RECORDS FOR THE TASK
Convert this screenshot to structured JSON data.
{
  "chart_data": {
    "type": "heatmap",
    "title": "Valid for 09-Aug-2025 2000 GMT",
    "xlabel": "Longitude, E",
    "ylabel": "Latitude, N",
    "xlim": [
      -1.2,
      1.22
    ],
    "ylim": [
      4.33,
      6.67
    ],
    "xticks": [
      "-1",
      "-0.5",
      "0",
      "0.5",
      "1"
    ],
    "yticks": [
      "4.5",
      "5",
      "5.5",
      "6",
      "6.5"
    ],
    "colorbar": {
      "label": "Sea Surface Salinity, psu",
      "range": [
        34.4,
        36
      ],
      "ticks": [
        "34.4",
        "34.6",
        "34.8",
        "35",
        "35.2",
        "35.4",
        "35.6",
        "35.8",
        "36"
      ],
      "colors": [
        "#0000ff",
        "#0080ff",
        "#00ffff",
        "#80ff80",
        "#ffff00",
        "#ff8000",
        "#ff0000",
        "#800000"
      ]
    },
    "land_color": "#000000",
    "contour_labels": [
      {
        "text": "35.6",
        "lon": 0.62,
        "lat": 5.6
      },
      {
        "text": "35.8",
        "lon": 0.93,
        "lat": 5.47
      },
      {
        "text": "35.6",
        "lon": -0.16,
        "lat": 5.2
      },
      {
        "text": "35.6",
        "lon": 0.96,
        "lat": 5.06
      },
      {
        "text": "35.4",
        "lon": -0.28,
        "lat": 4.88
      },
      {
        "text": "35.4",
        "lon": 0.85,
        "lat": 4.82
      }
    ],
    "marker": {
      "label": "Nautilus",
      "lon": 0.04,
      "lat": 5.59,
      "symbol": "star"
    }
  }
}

* * *

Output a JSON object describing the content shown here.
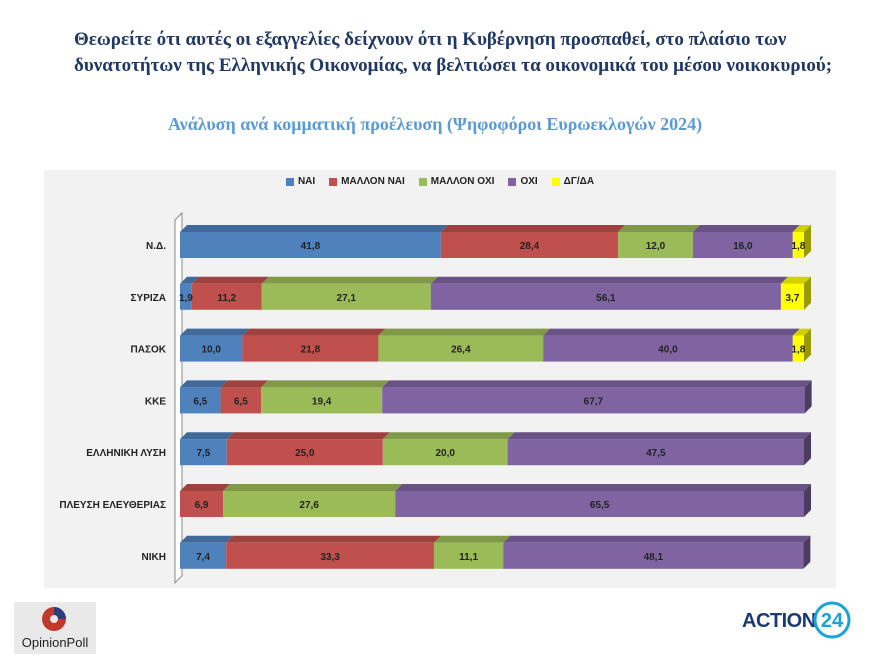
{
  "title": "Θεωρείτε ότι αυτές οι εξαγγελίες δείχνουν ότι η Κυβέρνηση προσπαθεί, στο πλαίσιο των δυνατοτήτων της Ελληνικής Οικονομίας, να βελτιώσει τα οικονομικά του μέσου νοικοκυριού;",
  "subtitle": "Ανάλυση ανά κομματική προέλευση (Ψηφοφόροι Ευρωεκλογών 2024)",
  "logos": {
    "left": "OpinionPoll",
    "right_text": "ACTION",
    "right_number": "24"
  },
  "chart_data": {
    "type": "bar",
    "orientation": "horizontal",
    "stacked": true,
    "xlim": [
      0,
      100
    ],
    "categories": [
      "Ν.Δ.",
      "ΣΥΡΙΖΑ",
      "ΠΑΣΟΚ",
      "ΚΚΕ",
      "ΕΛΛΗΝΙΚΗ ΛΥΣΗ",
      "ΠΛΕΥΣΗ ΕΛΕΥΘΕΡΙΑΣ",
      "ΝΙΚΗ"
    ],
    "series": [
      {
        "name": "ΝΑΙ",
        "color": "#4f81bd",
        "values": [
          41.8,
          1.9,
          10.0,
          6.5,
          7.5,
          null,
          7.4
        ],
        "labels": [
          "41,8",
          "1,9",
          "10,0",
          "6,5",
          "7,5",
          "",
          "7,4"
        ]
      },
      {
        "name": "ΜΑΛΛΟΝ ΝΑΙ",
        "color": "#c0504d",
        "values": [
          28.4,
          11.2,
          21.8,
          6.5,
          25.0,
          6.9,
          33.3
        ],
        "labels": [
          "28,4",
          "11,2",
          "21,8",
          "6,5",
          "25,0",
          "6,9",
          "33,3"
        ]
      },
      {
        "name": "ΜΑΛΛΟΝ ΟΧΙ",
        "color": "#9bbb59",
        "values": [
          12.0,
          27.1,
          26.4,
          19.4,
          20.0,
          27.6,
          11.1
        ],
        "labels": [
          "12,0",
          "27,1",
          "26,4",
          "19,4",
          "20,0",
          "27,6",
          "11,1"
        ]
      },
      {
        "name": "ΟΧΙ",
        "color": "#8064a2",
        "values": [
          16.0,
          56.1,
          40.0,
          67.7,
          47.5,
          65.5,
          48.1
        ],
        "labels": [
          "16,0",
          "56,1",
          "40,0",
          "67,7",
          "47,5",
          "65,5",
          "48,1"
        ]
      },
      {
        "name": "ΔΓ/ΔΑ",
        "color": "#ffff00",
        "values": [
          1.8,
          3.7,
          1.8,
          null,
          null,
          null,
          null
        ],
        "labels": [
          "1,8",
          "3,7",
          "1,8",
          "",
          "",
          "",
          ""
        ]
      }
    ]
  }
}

DIRECTION
Pick out the lines that have the word "JSON". Copy them all.

RESPONSE TO THE EXERCISE
Convert this screenshot to structured JSON data.
Output a JSON object describing the content shown here.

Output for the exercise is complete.